→ AIM OF THE TASK
Take each line containing the word "الله" and copy it.

→ DATASET EXTRACT

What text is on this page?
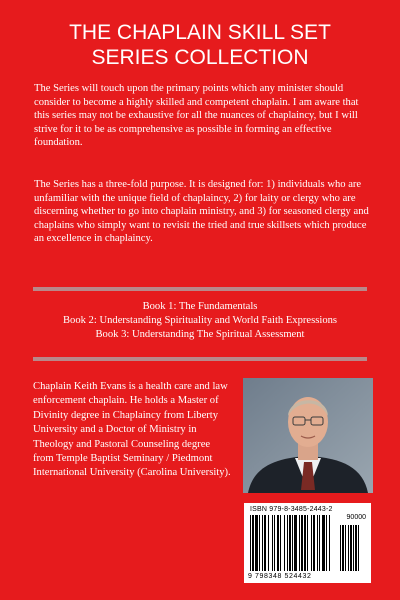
THE CHAPLAIN SKILL SET
SERIES COLLECTION

The Series will touch upon the primary points which any minister should consider to become a highly skilled and competent chaplain. I am aware that this series may not be exhaustive for all the nuances of chaplaincy, but I will strive for it to be as comprehensive as possible in forming an effective foundation.

The Series has a three-fold purpose. It is designed for: 1) individuals who are unfamiliar with the unique field of chaplaincy, 2) for laity or clergy who are discerning whether to go into chaplain ministry, and 3) for seasoned clergy and chaplains who simply want to revisit the tried and true skillsets which produce an excellence in chaplaincy.

Book 1: The Fundamentals
Book 2: Understanding Spirituality and World Faith Expressions
Book 3: Understanding The Spiritual Assessment

Chaplain Keith Evans is a health care and law enforcement chaplain. He holds a Master of Divinity degree in Chaplaincy from Liberty University and a Doctor of Ministry in Theology and Pastoral Counseling degree from Temple Baptist Seminary / Piedmont International University (Carolina University).

ISBN 979-8-3485-2443-2
90000
9 798348 524432
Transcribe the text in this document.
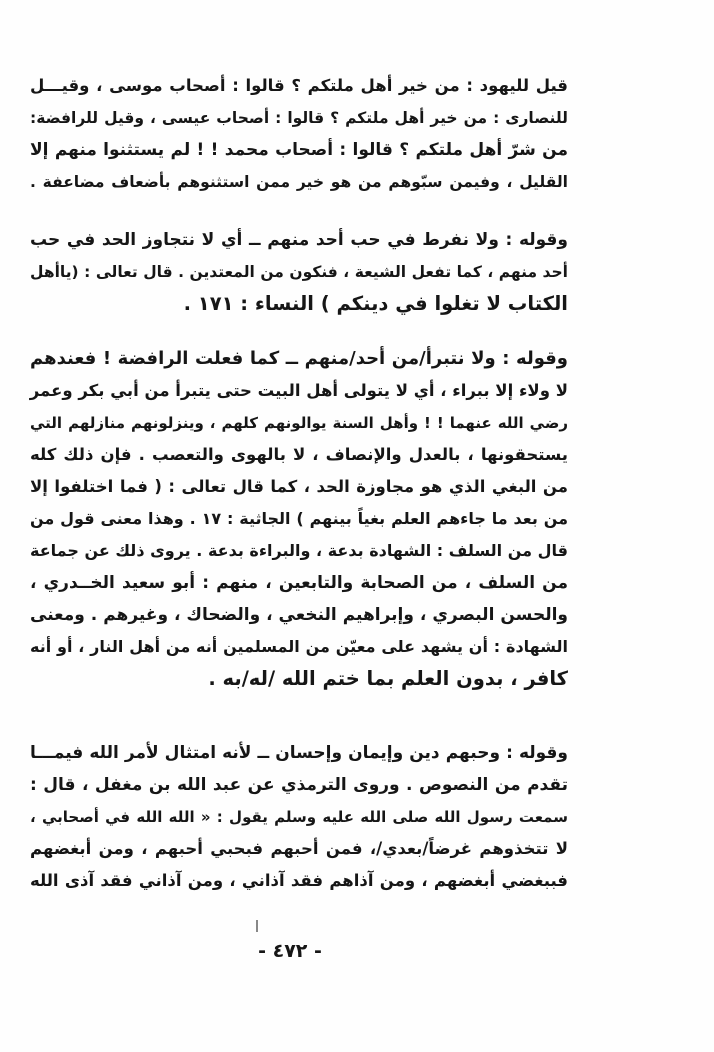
قيل لليهود : من خير أهل ملتكم ؟ قالوا : أصحاب موسى ، وقيـــل
للنصارى : من خير أهل ملتكم ؟ قالوا : أصحاب عيسى ، وقيل للرافضة:
من شرّ أهل ملتكم ؟ قالوا : أصحاب محمد ! ! لم يستثنوا منهم إلا
القليل ، وفيمن سبّوهم من هو خير ممن استثنوهم بأضعاف مضاعفة .
وقوله : ولا نفرط في حب أحد منهم ــ أي لا نتجاوز الحد في حب
أحد منهم ، كما تفعل الشيعة ، فنكون من المعتدين . قال تعالى : (ياأهل
الكتاب لا تغلوا في دينكم ) النساء : ١٧١ .
وقوله : ولا نتبرأ/من أحد/منهم ــ كما فعلت الرافضة ! فعندهم
لا ولاء إلا ببراء ، أي لا يتولى أهل البيت حتى يتبرأ من أبي بكر وعمر
رضي الله عنهما ! ! وأهل السنة يوالونهم كلهم ، وينزلونهم منازلهم التي
يستحقونها ، بالعدل والإنصاف ، لا بالهوى والتعصب . فإن ذلك كله
من البغي الذي هو مجاوزة الحد ، كما قال تعالى : ( فما اختلفوا إلا
من بعد ما جاءهم العلم بغياً بينهم ) الجاثية : ١٧ . وهذا معنى قول من
قال من السلف : الشهادة بدعة ، والبراءة بدعة . يروى ذلك عن جماعة
من السلف ، من الصحابة والتابعين ، منهم : أبو سعيد الخــدري ،
والحسن البصري ، وإبراهيم النخعي ، والضحاك ، وغيرهم . ومعنى
الشهادة : أن يشهد على معيّن من المسلمين أنه من أهل النار ، أو أنه
كافر ، بدون العلم بما ختم الله /له/به .
وقوله : وحبهم دين وإيمان وإحسان ــ لأنه امتثال لأمر الله فيمـــا
تقدم من النصوص . وروى الترمذي عن عبد الله بن مغفل ، قال :
سمعت رسول الله صلى الله عليه وسلم يقول : « الله الله في أصحابي ،
لا تتخذوهم غرضاً/بعدي/، فمن أحبهم فبحبي أحبهم ، ومن أبغضهم
فببغضي أبغضهم ، ومن آذاهم فقد آذاني ، ومن آذاني فقد آذى الله
- ٤٧٢ -
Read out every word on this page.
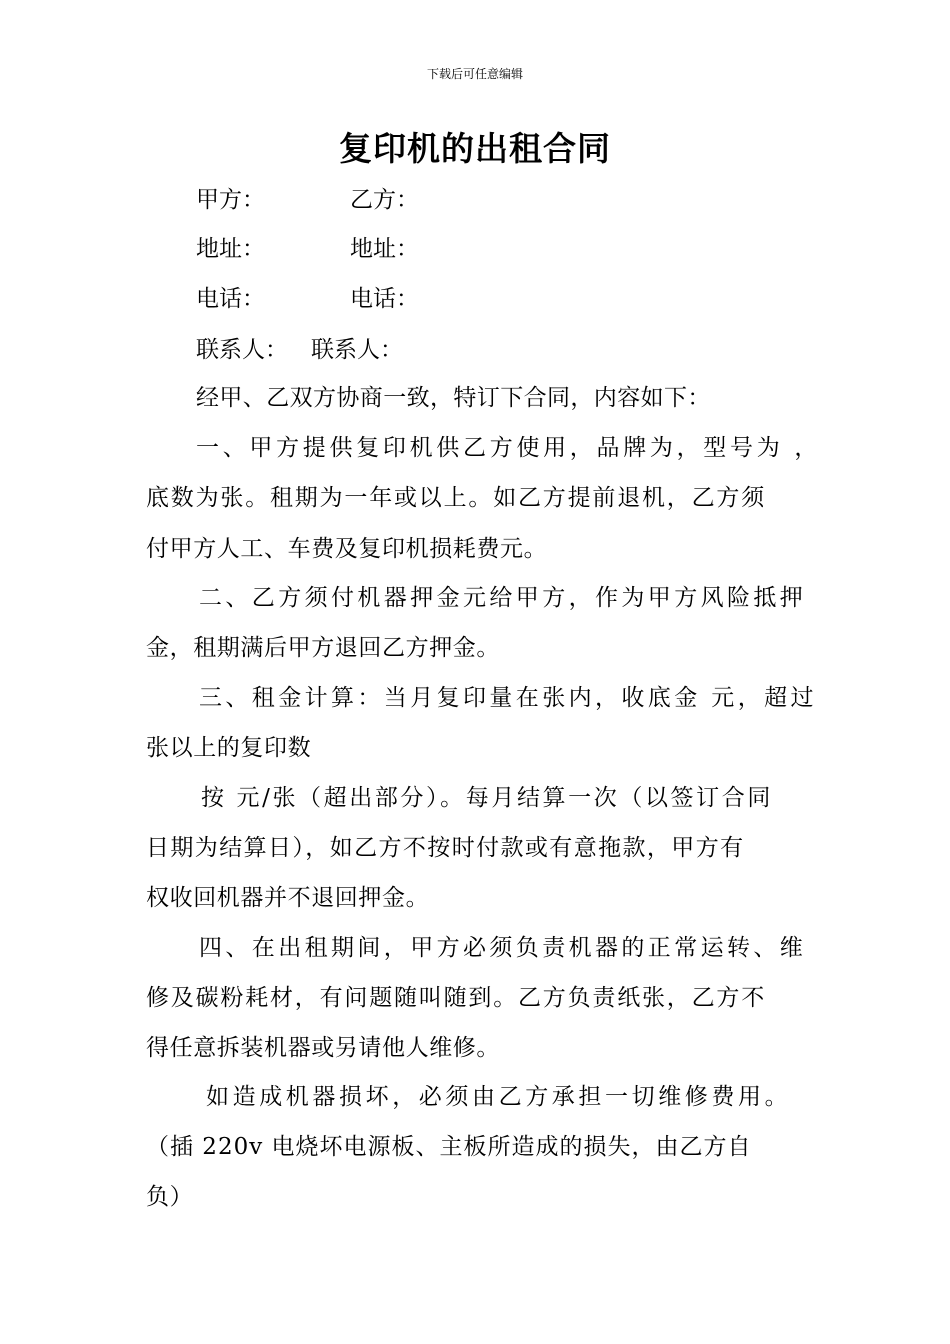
下载后可任意编辑
复印机的出租合同
甲方：	乙方：
地址：	地址：
电话：	电话：
联系人： 联系人：
经甲、乙双方协商一致，特订下合同，内容如下：
一、甲方提供复印机供乙方使用，品牌为，型号为 ，
底数为张。租期为一年或以上。如乙方提前退机，乙方须
付甲方人工、车费及复印机损耗费元。
二、乙方须付机器押金元给甲方，作为甲方风险抵押
金，租期满后甲方退回乙方押金。
三、租金计算：当月复印量在张内，收底金 元，超过
张以上的复印数
按 元/张（超出部分）。每月结算一次（以签订合同
日期为结算日），如乙方不按时付款或有意拖款，甲方有
权收回机器并不退回押金。
四、在出租期间，甲方必须负责机器的正常运转、维
修及碳粉耗材，有问题随叫随到。乙方负责纸张，乙方不
得任意拆装机器或另请他人维修。
如造成机器损坏，必须由乙方承担一切维修费用。
（插 220v 电烧坏电源板、主板所造成的损失，由乙方自
负）
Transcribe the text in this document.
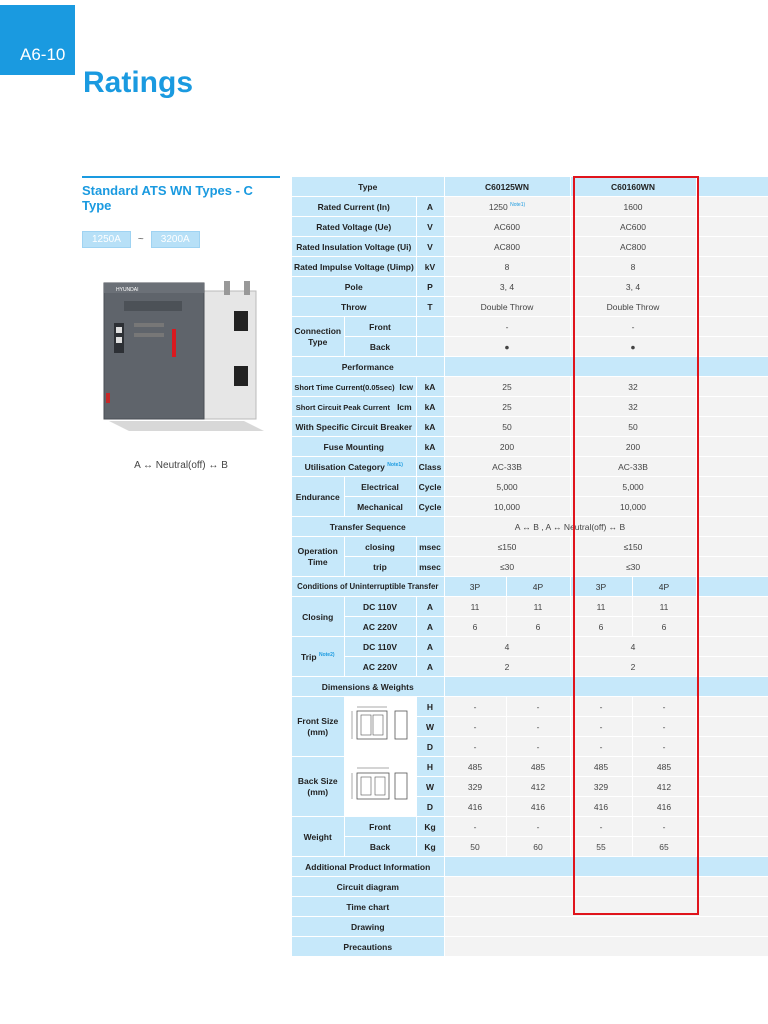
A6-10
Ratings
Standard ATS WN Types - C Type
1250A	~	3200A
HYUNDAI
A ↔ Neutral(off) ↔ B
Type			C60125WN		C60160WN		
Rated Current (In)		A	1250 $^{Note1)}$		1600		
Rated Voltage (Ue)		V	AC600		AC600		
Rated Insulation Voltage (Ui)		V	AC800		AC800		
Rated Impulse Voltage (Uimp)		kV	8		8		
Pole		P	3, 4		3, 4		
Throw		T	Double Throw		Double Throw		
Connection Type	Front		-		-		
	Back		●		●		
Performance							
Short Time Current(0.05sec) Icw		kA	25		32		
Short Circuit Peak Current Icm		kA	25		32		
With Specific Circuit Breaker		kA	50		50		
Fuse Mounting		kA	200		200		
Utilisation Category $^{Note1)}$		Class	AC-33B		AC-33B		
Endurance	Electrical	Cycle	5,000		5,000		
	Mechanical	Cycle	10,000		10,000		
Transfer Sequence			A ↔ B , A ↔ Neutral(off) ↔ B				
Operation Time	closing	msec	≤150		≤150		
	trip	msec	≤30		≤30		
Conditions of Uninterruptible Transfer			3P	4P	3P	4P	
Closing	DC 110V	A	11	11	11	11	
	AC 220V	A	6	6	6	6	
Trip $^{Note2)}$	DC 110V	A	4		4		
	AC 220V	A	2		2		
Dimensions & Weights							
Front Size (mm)		H	-	-	-	-	
		W	-	-	-	-	
		D	-	-	-	-	
Back Size (mm)		H	485	485	485	485	
		W	329	412	329	412	
		D	416	416	416	416	
Weight	Front	Kg	-	-	-	-	
	Back	Kg	50	60	55	65	
Additional Product Information							
Circuit diagram							
Time chart							
Drawing							
Precautions							
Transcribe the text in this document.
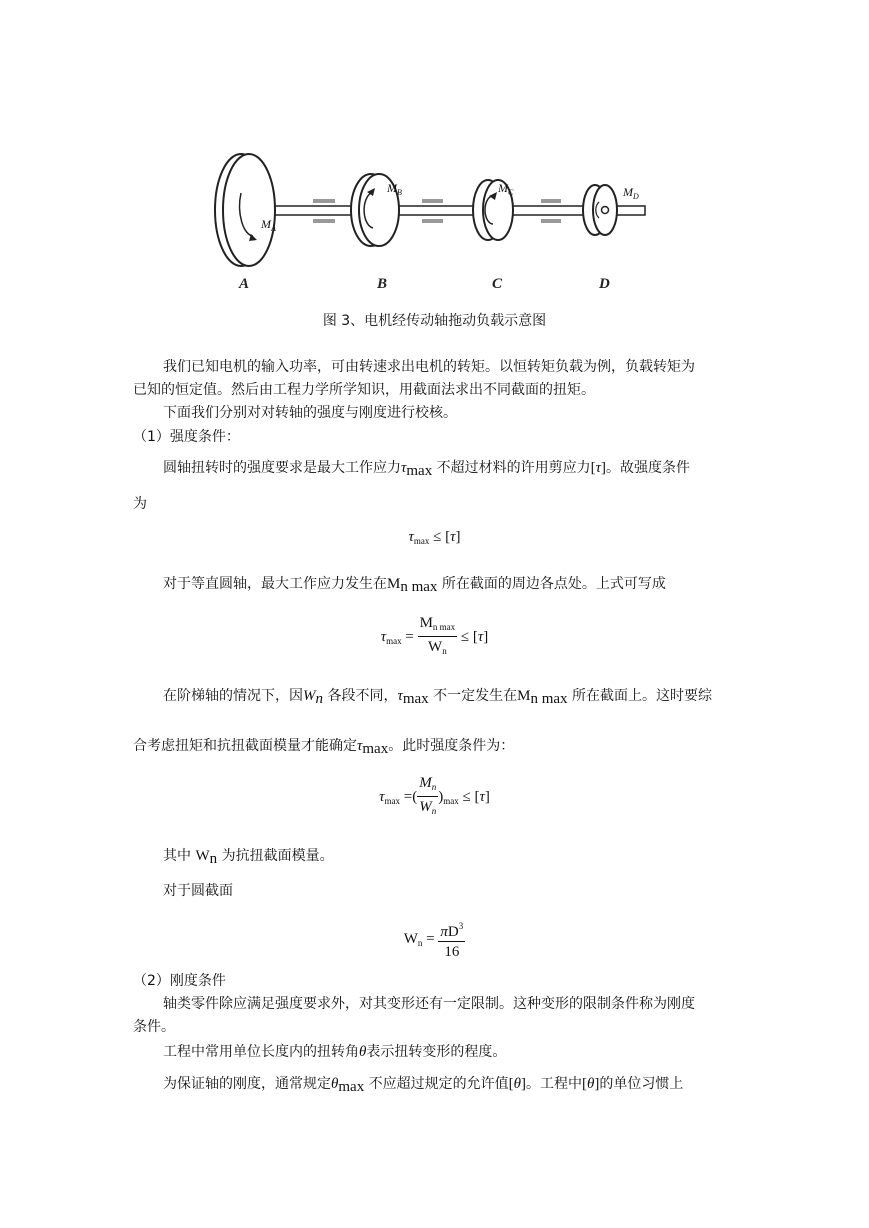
$M_A$
$M_B$	$M_C$	$M_D$
A	B	C	D
图 3、电机经传动轴拖动负载示意图
我们已知电机的输入功率，可由转速求出电机的转矩。以恒转矩负载为例，负载转矩为
已知的恒定值。然后由工程力学所学知识，用截面法求出不同截面的扭矩。
下面我们分别对对转轴的强度与刚度进行校核。
（1）强度条件：
圆轴扭转时的强度要求是最大工作应力τmax 不超过材料的许用剪应力[τ]。故强度条件
为
$\tau_{max} \le [\tau]$
对于等直圆轴，最大工作应力发生在Mn max 所在截面的周边各点处。上式可写成
$\tau_{max} = \frac{M_{n max}}{W_n} \le [\tau]$
在阶梯轴的情况下，因Wn 各段不同，τmax 不一定发生在Mn max 所在截面上。这时要综
合考虑扭矩和抗扭截面模量才能确定τmax。此时强度条件为：
$\tau_{max}$ =( $\frac{M_n}{W_n} )_{max} \le [\tau]$
其中 Wn 为抗扭截面模量。
对于圆截面
$W_n = \frac{\pi D^3}{16}$
（2）刚度条件
轴类零件除应满足强度要求外，对其变形还有一定限制。这种变形的限制条件称为刚度
条件。
工程中常用单位长度内的扭转角θ表示扭转变形的程度。
为保证轴的刚度，通常规定θmax 不应超过规定的允许值[θ]。工程中[θ]的单位习惯上
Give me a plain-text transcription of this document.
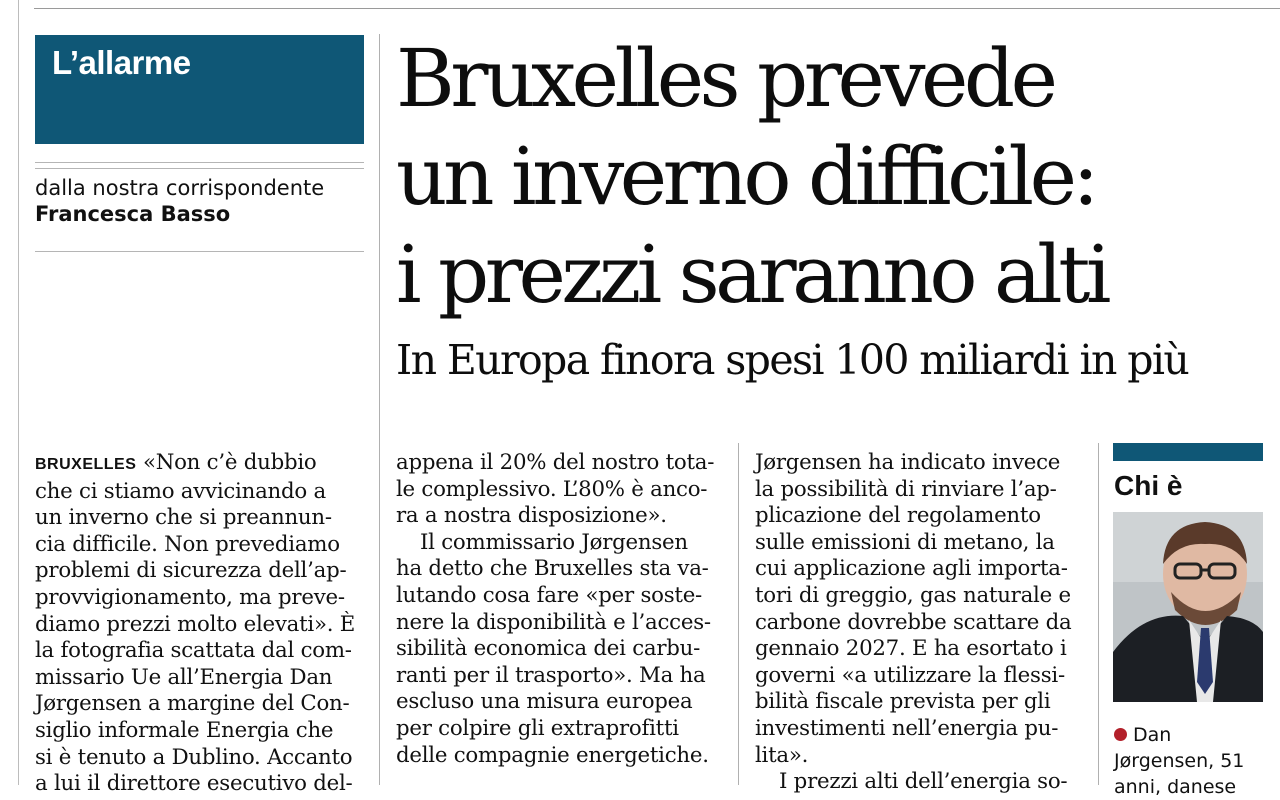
L’allarme
dalla nostra corrispondente
Francesca Basso
Bruxelles prevede
un inverno difficile:
i prezzi saranno alti
In Europa finora spesi 100 miliardi in più
BRUXELLES «Non c’è dubbio
che ci stiamo avvicinando a
un inverno che si preannun-
cia difficile. Non prevediamo
problemi di sicurezza dell’ap-
provvigionamento, ma preve-
diamo prezzi molto elevati». È
la fotografia scattata dal com-
missario Ue all’Energia Dan
Jørgensen a margine del Con-
siglio informale Energia che
si è tenuto a Dublino. Accanto
a lui il direttore esecutivo del-
appena il 20% del nostro tota-
le complessivo. L’80% è anco-
ra a nostra disposizione».
Il commissario Jørgensen
ha detto che Bruxelles sta va-
lutando cosa fare «per soste-
nere la disponibilità e l’acces-
sibilità economica dei carbu-
ranti per il trasporto». Ma ha
escluso una misura europea
per colpire gli extraprofitti
delle compagnie energetiche.
Jørgensen ha indicato invece
la possibilità di rinviare l’ap-
plicazione del regolamento
sulle emissioni di metano, la
cui applicazione agli importa-
tori di greggio, gas naturale e
carbone dovrebbe scattare da
gennaio 2027. E ha esortato i
governi «a utilizzare la flessi-
bilità fiscale prevista per gli
investimenti nell’energia pu-
lita».
I prezzi alti dell’energia so-
Chi è
Dan
Jørgensen, 51
anni, danese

→ CORRECT RESULT
رضي الله عنهما ! ! وأهل السنة يوالونهم كلهم ، وينزلونهم منازلهم التي
كافر ، بدون العلم بما ختم الله /له/به .
وقوله : وحبهم دين وإيمان وإحسان ــ لأنه امتثال لأمر الله فيمـــا
تقدم من النصوص . وروى الترمذي عن عبد الله بن مغفل ، قال :
سمعت رسول الله صلى الله عليه وسلم يقول : « الله الله في أصحابي ،
فببغضي أبغضهم ، ومن آذاهم فقد آذاني ، ومن آذاني فقد آذى الله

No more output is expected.